[Figure data in JSON]
───
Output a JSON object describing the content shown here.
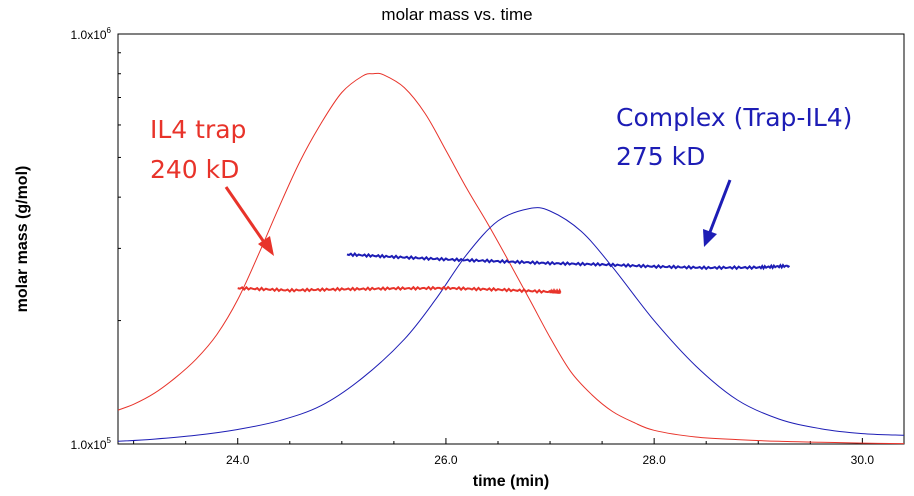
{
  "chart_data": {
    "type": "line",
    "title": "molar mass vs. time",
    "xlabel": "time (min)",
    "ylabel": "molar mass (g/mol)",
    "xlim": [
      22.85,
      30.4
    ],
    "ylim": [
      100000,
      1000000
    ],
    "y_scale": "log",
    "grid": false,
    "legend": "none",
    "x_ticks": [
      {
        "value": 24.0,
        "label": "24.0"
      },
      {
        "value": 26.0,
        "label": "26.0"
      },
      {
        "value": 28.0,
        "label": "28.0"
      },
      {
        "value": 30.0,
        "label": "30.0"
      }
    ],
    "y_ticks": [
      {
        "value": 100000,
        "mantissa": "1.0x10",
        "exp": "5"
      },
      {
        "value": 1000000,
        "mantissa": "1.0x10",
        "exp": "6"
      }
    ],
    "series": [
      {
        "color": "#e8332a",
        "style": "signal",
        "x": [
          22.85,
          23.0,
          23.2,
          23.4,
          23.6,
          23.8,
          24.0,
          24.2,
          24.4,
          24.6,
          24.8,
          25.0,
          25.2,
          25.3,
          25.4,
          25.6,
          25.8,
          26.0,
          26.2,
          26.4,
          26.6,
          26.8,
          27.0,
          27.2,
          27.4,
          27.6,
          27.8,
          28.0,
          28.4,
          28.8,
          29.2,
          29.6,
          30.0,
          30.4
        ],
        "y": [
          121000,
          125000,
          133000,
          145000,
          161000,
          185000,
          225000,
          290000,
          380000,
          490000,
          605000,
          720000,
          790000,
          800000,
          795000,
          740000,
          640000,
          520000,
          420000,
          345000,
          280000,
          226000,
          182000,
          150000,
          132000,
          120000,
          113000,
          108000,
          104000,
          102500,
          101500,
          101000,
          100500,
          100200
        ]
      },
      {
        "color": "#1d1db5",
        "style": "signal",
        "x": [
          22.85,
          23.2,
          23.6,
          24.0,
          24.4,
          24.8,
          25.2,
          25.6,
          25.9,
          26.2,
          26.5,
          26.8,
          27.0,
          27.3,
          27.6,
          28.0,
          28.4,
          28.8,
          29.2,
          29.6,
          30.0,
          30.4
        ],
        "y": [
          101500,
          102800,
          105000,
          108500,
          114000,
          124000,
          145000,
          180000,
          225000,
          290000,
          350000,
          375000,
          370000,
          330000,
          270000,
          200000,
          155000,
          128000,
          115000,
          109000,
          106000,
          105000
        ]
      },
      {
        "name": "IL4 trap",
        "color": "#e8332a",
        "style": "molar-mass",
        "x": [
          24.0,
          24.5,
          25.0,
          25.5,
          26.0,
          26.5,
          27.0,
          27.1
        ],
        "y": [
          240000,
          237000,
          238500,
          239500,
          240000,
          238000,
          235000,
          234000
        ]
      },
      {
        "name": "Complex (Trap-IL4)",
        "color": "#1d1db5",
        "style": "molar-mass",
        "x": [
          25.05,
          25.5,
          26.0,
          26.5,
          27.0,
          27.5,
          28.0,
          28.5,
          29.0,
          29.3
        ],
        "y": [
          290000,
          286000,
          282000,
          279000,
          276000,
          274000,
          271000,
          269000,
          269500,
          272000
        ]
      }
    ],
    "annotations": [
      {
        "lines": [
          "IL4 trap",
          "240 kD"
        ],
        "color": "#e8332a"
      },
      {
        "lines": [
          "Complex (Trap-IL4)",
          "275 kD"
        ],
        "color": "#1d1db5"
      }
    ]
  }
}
───
## TASK TO CARRY OUT
Identify the lines in the entries that hold "molar" and return each one.

## TASK RESPONSE
    "title": "molar mass vs. time",
    "ylabel": "molar mass (g/mol)",
        "style": "molar-mass",
        "style": "molar-mass",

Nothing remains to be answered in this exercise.